[Dataset rows]
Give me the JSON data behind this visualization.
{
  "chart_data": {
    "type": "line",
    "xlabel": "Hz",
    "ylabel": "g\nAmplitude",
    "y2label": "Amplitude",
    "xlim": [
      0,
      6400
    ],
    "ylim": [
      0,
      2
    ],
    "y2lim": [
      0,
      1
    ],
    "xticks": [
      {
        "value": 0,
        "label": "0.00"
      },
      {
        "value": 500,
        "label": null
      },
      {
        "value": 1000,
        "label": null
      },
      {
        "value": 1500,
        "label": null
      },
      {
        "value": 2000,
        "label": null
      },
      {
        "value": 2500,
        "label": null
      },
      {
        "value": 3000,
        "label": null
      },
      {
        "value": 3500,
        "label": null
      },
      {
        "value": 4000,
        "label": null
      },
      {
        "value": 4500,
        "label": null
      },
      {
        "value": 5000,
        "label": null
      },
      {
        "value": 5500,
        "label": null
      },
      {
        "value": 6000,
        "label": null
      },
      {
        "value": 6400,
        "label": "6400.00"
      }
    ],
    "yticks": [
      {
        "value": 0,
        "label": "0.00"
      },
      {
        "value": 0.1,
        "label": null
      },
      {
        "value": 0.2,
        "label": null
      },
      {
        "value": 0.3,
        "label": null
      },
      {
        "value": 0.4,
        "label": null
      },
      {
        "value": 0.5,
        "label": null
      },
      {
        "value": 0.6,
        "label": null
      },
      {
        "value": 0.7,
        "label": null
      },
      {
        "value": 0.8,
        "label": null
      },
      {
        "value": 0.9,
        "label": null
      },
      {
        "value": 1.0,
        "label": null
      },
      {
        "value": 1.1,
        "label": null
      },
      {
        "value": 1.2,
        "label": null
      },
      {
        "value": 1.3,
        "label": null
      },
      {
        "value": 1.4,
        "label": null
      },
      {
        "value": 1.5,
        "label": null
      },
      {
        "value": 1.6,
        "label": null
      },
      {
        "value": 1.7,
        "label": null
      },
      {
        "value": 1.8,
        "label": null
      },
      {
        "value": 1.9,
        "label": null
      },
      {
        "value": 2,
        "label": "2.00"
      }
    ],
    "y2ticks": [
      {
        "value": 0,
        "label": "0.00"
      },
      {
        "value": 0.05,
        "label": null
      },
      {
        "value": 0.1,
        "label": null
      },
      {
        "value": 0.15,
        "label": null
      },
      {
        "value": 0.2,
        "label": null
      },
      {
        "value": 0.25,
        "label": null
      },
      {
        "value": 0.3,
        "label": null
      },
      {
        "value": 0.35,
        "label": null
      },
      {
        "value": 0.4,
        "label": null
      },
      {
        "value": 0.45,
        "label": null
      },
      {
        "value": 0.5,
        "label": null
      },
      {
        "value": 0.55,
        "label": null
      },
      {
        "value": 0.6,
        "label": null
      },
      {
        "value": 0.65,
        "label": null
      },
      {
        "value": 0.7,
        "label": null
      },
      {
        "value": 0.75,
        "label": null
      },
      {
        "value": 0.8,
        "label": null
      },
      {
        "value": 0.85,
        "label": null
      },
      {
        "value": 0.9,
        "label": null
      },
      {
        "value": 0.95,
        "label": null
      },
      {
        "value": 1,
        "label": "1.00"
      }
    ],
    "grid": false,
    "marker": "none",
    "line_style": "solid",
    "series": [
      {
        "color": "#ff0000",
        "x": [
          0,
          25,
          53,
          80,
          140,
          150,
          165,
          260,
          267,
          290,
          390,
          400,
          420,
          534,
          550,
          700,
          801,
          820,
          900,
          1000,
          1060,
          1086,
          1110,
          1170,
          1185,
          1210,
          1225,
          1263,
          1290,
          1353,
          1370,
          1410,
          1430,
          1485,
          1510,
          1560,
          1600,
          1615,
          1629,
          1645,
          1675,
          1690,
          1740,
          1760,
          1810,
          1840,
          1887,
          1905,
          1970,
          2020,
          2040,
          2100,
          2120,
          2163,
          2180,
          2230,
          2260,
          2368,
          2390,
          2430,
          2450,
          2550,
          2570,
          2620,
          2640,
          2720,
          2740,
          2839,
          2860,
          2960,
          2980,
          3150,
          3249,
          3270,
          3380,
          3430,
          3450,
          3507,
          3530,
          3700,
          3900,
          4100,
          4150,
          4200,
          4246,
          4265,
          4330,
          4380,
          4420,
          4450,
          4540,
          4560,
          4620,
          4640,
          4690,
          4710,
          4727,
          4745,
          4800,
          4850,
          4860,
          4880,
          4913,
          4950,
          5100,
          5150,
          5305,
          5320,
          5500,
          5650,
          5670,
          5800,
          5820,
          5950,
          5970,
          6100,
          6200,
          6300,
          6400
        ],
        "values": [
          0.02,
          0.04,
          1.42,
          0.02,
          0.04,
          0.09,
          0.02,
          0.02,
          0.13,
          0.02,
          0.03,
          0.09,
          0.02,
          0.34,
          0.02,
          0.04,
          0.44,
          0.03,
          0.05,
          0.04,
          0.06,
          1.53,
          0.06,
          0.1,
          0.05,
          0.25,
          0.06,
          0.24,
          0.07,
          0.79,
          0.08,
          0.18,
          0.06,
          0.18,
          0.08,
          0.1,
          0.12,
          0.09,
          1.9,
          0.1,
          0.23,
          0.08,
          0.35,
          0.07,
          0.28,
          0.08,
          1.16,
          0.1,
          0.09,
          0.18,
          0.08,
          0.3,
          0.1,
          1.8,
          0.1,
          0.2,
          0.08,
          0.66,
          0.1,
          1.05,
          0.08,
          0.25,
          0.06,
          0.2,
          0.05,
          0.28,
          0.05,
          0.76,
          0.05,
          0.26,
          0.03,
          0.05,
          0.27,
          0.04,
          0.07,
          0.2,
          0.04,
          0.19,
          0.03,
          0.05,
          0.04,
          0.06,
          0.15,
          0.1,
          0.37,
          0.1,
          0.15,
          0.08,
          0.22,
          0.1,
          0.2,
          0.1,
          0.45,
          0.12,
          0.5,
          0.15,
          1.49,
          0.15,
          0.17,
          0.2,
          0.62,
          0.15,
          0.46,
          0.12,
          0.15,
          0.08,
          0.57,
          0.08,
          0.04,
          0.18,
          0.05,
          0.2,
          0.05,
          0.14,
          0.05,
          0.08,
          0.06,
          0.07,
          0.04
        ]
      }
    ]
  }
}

Task: Repeat all the records. Match each line exactly.

Solution to the problem:
Give me the JSON data behind this visualization.
{
  "chart_data": {
    "type": "line",
    "xlabel": "Hz",
    "ylabel": "g\nAmplitude",
    "y2label": "Amplitude",
    "xlim": [
      0,
      6400
    ],
    "ylim": [
      0,
      2
    ],
    "y2lim": [
      0,
      1
    ],
    "xticks": [
      {
        "value": 0,
        "label": "0.00"
      },
      {
        "value": 500,
        "label": null
      },
      {
        "value": 1000,
        "label": null
      },
      {
        "value": 1500,
        "label": null
      },
      {
        "value": 2000,
        "label": null
      },
      {
        "value": 2500,
        "label": null
      },
      {
        "value": 3000,
        "label": null
      },
      {
        "value": 3500,
        "label": null
      },
      {
        "value": 4000,
        "label": null
      },
      {
        "value": 4500,
        "label": null
      },
      {
        "value": 5000,
        "label": null
      },
      {
        "value": 5500,
        "label": null
      },
      {
        "value": 6000,
        "label": null
      },
      {
        "value": 6400,
        "label": "6400.00"
      }
    ],
    "yticks": [
      {
        "value": 0,
        "label": "0.00"
      },
      {
        "value": 0.1,
        "label": null
      },
      {
        "value": 0.2,
        "label": null
      },
      {
        "value": 0.3,
        "label": null
      },
      {
        "value": 0.4,
        "label": null
      },
      {
        "value": 0.5,
        "label": null
      },
      {
        "value": 0.6,
        "label": null
      },
      {
        "value": 0.7,
        "label": null
      },
      {
        "value": 0.8,
        "label": null
      },
      {
        "value": 0.9,
        "label": null
      },
      {
        "value": 1.0,
        "label": null
      },
      {
        "value": 1.1,
        "label": null
      },
      {
        "value": 1.2,
        "label": null
      },
      {
        "value": 1.3,
        "label": null
      },
      {
        "value": 1.4,
        "label": null
      },
      {
        "value": 1.5,
        "label": null
      },
      {
        "value": 1.6,
        "label": null
      },
      {
        "value": 1.7,
        "label": null
      },
      {
        "value": 1.8,
        "label": null
      },
      {
        "value": 1.9,
        "label": null
      },
      {
        "value": 2,
        "label": "2.00"
      }
    ],
    "y2ticks": [
      {
        "value": 0,
        "label": "0.00"
      },
      {
        "value": 0.05,
        "label": null
      },
      {
        "value": 0.1,
        "label": null
      },
      {
        "value": 0.15,
        "label": null
      },
      {
        "value": 0.2,
        "label": null
      },
      {
        "value": 0.25,
        "label": null
      },
      {
        "value": 0.3,
        "label": null
      },
      {
        "value": 0.35,
        "label": null
      },
      {
        "value": 0.4,
        "label": null
      },
      {
        "value": 0.45,
        "label": null
      },
      {
        "value": 0.5,
        "label": null
      },
      {
        "value": 0.55,
        "label": null
      },
      {
        "value": 0.6,
        "label": null
      },
      {
        "value": 0.65,
        "label": null
      },
      {
        "value": 0.7,
        "label": null
      },
      {
        "value": 0.75,
        "label": null
      },
      {
        "value": 0.8,
        "label": null
      },
      {
        "value": 0.85,
        "label": null
      },
      {
        "value": 0.9,
        "label": null
      },
      {
        "value": 0.95,
        "label": null
      },
      {
        "value": 1,
        "label": "1.00"
      }
    ],
    "grid": false,
    "marker": "none",
    "line_style": "solid",
    "series": [
      {
        "color": "#ff0000",
        "x": [
          0,
          25,
          53,
          80,
          140,
          150,
          165,
          260,
          267,
          290,
          390,
          400,
          420,
          534,
          550,
          700,
          801,
          820,
          900,
          1000,
          1060,
          1086,
          1110,
          1170,
          1185,
          1210,
          1225,
          1263,
          1290,
          1353,
          1370,
          1410,
          1430,
          1485,
          1510,
          1560,
          1600,
          1615,
          1629,
          1645,
          1675,
          1690,
          1740,
          1760,
          1810,
          1840,
          1887,
          1905,
          1970,
          2020,
          2040,
          2100,
          2120,
          2163,
          2180,
          2230,
          2260,
          2368,
          2390,
          2430,
          2450,
          2550,
          2570,
          2620,
          2640,
          2720,
          2740,
          2839,
          2860,
          2960,
          2980,
          3150,
          3249,
          3270,
          3380,
          3430,
          3450,
          3507,
          3530,
          3700,
          3900,
          4100,
          4150,
          4200,
          4246,
          4265,
          4330,
          4380,
          4420,
          4450,
          4540,
          4560,
          4620,
          4640,
          4690,
          4710,
          4727,
          4745,
          4800,
          4850,
          4860,
          4880,
          4913,
          4950,
          5100,
          5150,
          5305,
          5320,
          5500,
          5650,
          5670,
          5800,
          5820,
          5950,
          5970,
          6100,
          6200,
          6300,
          6400
        ],
        "values": [
          0.02,
          0.04,
          1.42,
          0.02,
          0.04,
          0.09,
          0.02,
          0.02,
          0.13,
          0.02,
          0.03,
          0.09,
          0.02,
          0.34,
          0.02,
          0.04,
          0.44,
          0.03,
          0.05,
          0.04,
          0.06,
          1.53,
          0.06,
          0.1,
          0.05,
          0.25,
          0.06,
          0.24,
          0.07,
          0.79,
          0.08,
          0.18,
          0.06,
          0.18,
          0.08,
          0.1,
          0.12,
          0.09,
          1.9,
          0.1,
          0.23,
          0.08,
          0.35,
          0.07,
          0.28,
          0.08,
          1.16,
          0.1,
          0.09,
          0.18,
          0.08,
          0.3,
          0.1,
          1.8,
          0.1,
          0.2,
          0.08,
          0.66,
          0.1,
          1.05,
          0.08,
          0.25,
          0.06,
          0.2,
          0.05,
          0.28,
          0.05,
          0.76,
          0.05,
          0.26,
          0.03,
          0.05,
          0.27,
          0.04,
          0.07,
          0.2,
          0.04,
          0.19,
          0.03,
          0.05,
          0.04,
          0.06,
          0.15,
          0.1,
          0.37,
          0.1,
          0.15,
          0.08,
          0.22,
          0.1,
          0.2,
          0.1,
          0.45,
          0.12,
          0.5,
          0.15,
          1.49,
          0.15,
          0.17,
          0.2,
          0.62,
          0.15,
          0.46,
          0.12,
          0.15,
          0.08,
          0.57,
          0.08,
          0.04,
          0.18,
          0.05,
          0.2,
          0.05,
          0.14,
          0.05,
          0.08,
          0.06,
          0.07,
          0.04
        ]
      }
    ]
  }
}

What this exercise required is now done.